[Description of the task]: Output the material below in full, exactly as it is.
● ● ● ● ● ● ●
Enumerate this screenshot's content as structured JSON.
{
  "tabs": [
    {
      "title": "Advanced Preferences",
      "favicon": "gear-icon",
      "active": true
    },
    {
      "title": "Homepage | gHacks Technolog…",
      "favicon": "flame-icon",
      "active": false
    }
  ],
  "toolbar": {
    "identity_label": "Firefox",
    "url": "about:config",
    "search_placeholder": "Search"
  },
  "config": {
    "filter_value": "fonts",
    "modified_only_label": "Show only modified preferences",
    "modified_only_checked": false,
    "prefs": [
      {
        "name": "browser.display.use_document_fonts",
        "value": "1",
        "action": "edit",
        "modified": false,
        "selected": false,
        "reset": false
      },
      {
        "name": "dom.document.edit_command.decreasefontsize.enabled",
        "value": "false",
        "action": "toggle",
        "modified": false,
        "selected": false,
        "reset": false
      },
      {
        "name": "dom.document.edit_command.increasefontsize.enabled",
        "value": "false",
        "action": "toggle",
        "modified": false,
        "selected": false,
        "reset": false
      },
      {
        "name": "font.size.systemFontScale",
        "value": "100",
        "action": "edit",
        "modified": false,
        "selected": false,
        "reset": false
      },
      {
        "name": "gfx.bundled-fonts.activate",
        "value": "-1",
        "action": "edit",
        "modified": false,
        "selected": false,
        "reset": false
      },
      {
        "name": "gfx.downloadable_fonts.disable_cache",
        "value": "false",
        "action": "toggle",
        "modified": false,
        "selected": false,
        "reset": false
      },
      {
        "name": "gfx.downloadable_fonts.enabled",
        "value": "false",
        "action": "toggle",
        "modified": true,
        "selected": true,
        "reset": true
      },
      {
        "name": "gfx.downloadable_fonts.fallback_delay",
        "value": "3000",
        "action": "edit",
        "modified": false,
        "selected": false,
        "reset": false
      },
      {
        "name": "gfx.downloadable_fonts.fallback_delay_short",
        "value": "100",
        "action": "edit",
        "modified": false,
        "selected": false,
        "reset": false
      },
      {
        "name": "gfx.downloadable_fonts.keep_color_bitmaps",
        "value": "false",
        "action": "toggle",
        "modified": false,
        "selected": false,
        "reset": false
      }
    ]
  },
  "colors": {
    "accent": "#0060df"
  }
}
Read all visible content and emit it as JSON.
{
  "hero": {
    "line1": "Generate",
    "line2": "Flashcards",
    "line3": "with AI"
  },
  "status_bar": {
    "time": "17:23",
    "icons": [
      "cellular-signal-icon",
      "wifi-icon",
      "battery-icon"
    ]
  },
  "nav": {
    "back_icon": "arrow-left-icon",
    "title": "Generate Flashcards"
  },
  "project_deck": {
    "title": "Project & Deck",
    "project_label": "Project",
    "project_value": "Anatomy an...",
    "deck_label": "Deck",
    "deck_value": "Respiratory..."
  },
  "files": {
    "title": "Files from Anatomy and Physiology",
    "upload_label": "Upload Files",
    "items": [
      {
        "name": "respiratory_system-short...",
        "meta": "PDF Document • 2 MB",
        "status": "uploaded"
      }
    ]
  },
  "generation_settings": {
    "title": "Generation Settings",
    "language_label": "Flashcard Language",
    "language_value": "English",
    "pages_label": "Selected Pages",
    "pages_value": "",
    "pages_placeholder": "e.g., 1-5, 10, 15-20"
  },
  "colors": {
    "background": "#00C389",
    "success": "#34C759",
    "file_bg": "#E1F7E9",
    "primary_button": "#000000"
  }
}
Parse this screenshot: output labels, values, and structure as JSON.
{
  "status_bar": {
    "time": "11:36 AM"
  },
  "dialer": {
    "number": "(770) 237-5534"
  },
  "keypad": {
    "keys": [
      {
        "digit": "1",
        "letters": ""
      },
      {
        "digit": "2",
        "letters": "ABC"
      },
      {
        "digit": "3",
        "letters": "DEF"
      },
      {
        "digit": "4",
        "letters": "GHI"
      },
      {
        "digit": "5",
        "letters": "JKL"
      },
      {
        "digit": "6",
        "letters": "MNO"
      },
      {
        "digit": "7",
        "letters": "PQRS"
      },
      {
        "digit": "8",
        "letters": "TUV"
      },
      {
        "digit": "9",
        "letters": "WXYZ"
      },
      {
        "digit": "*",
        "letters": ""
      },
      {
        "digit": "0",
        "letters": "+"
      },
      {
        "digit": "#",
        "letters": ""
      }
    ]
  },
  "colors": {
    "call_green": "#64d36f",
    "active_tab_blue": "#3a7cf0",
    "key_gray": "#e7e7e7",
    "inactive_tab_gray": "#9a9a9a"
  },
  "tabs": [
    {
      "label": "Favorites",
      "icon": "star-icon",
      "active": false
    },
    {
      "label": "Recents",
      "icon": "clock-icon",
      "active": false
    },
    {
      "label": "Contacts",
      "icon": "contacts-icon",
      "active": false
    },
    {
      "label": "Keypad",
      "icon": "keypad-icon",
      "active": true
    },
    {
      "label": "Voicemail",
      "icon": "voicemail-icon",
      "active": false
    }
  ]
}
● ● ● ● ● ● ●
[Result of the task]:
Enumerate this screenshot's content as structured JSON.
{
  "tabs": [
    {
      "title": "Advanced Preferences",
      "favicon": "gear-icon",
      "active": true
    },
    {
      "title": "Homepage | gHacks Technolog…",
      "favicon": "flame-icon",
      "active": false
    }
  ],
  "toolbar": {
    "identity_label": "Firefox",
    "url": "about:config",
    "search_placeholder": "Search"
  },
  "config": {
    "filter_value": "fonts",
    "modified_only_label": "Show only modified preferences",
    "modified_only_checked": false,
    "prefs": [
      {
        "name": "browser.display.use_document_fonts",
        "value": "1",
        "action": "edit",
        "modified": false,
        "selected": false,
        "reset": false
      },
      {
        "name": "dom.document.edit_command.decreasefontsize.enabled",
        "value": "false",
        "action": "toggle",
        "modified": false,
        "selected": false,
        "reset": false
      },
      {
        "name": "dom.document.edit_command.increasefontsize.enabled",
        "value": "false",
        "action": "toggle",
        "modified": false,
        "selected": false,
        "reset": false
      },
      {
        "name": "font.size.systemFontScale",
        "value": "100",
        "action": "edit",
        "modified": false,
        "selected": false,
        "reset": false
      },
      {
        "name": "gfx.bundled-fonts.activate",
        "value": "-1",
        "action": "edit",
        "modified": false,
        "selected": false,
        "reset": false
      },
      {
        "name": "gfx.downloadable_fonts.disable_cache",
        "value": "false",
        "action": "toggle",
        "modified": false,
        "selected": false,
        "reset": false
      },
      {
        "name": "gfx.downloadable_fonts.enabled",
        "value": "false",
        "action": "toggle",
        "modified": true,
        "selected": true,
        "reset": true
      },
      {
        "name": "gfx.downloadable_fonts.fallback_delay",
        "value": "3000",
        "action": "edit",
        "modified": false,
        "selected": false,
        "reset": false
      },
      {
        "name": "gfx.downloadable_fonts.fallback_delay_short",
        "value": "100",
        "action": "edit",
        "modified": false,
        "selected": false,
        "reset": false
      },
      {
        "name": "gfx.downloadable_fonts.keep_color_bitmaps",
        "value": "false",
        "action": "toggle",
        "modified": false,
        "selected": false,
        "reset": false
      }
    ]
  },
  "colors": {
    "accent": "#0060df"
  }
}
Read all visible content and emit it as JSON.
{
  "hero": {
    "line1": "Generate",
    "line2": "Flashcards",
    "line3": "with AI"
  },
  "status_bar": {
    "time": "17:23",
    "icons": [
      "cellular-signal-icon",
      "wifi-icon",
      "battery-icon"
    ]
  },
  "nav": {
    "back_icon": "arrow-left-icon",
    "title": "Generate Flashcards"
  },
  "project_deck": {
    "title": "Project & Deck",
    "project_label": "Project",
    "project_value": "Anatomy an...",
    "deck_label": "Deck",
    "deck_value": "Respiratory..."
  },
  "files": {
    "title": "Files from Anatomy and Physiology",
    "upload_label": "Upload Files",
    "items": [
      {
        "name": "respiratory_system-short...",
        "meta": "PDF Document • 2 MB",
        "status": "uploaded"
      }
    ]
  },
  "generation_settings": {
    "title": "Generation Settings",
    "language_label": "Flashcard Language",
    "language_value": "English",
    "pages_label": "Selected Pages",
    "pages_value": "",
    "pages_placeholder": "e.g., 1-5, 10, 15-20"
  },
  "colors": {
    "background": "#00C389",
    "success": "#34C759",
    "file_bg": "#E1F7E9",
    "primary_button": "#000000"
  }
}
Parse this screenshot: output labels, values, and structure as JSON.
{
  "status_bar": {
    "time": "11:36 AM"
  },
  "dialer": {
    "number": "(770) 237-5534"
  },
  "keypad": {
    "keys": [
      {
        "digit": "1",
        "letters": ""
      },
      {
        "digit": "2",
        "letters": "ABC"
      },
      {
        "digit": "3",
        "letters": "DEF"
      },
      {
        "digit": "4",
        "letters": "GHI"
      },
      {
        "digit": "5",
        "letters": "JKL"
      },
      {
        "digit": "6",
        "letters": "MNO"
      },
      {
        "digit": "7",
        "letters": "PQRS"
      },
      {
        "digit": "8",
        "letters": "TUV"
      },
      {
        "digit": "9",
        "letters": "WXYZ"
      },
      {
        "digit": "*",
        "letters": ""
      },
      {
        "digit": "0",
        "letters": "+"
      },
      {
        "digit": "#",
        "letters": ""
      }
    ]
  },
  "colors": {
    "call_green": "#64d36f",
    "active_tab_blue": "#3a7cf0",
    "key_gray": "#e7e7e7",
    "inactive_tab_gray": "#9a9a9a"
  },
  "tabs": [
    {
      "label": "Favorites",
      "icon": "star-icon",
      "active": false
    },
    {
      "label": "Recents",
      "icon": "clock-icon",
      "active": false
    },
    {
      "label": "Contacts",
      "icon": "contacts-icon",
      "active": false
    },
    {
      "label": "Keypad",
      "icon": "keypad-icon",
      "active": true
    },
    {
      "label": "Voicemail",
      "icon": "voicemail-icon",
      "active": false
    }
  ]
}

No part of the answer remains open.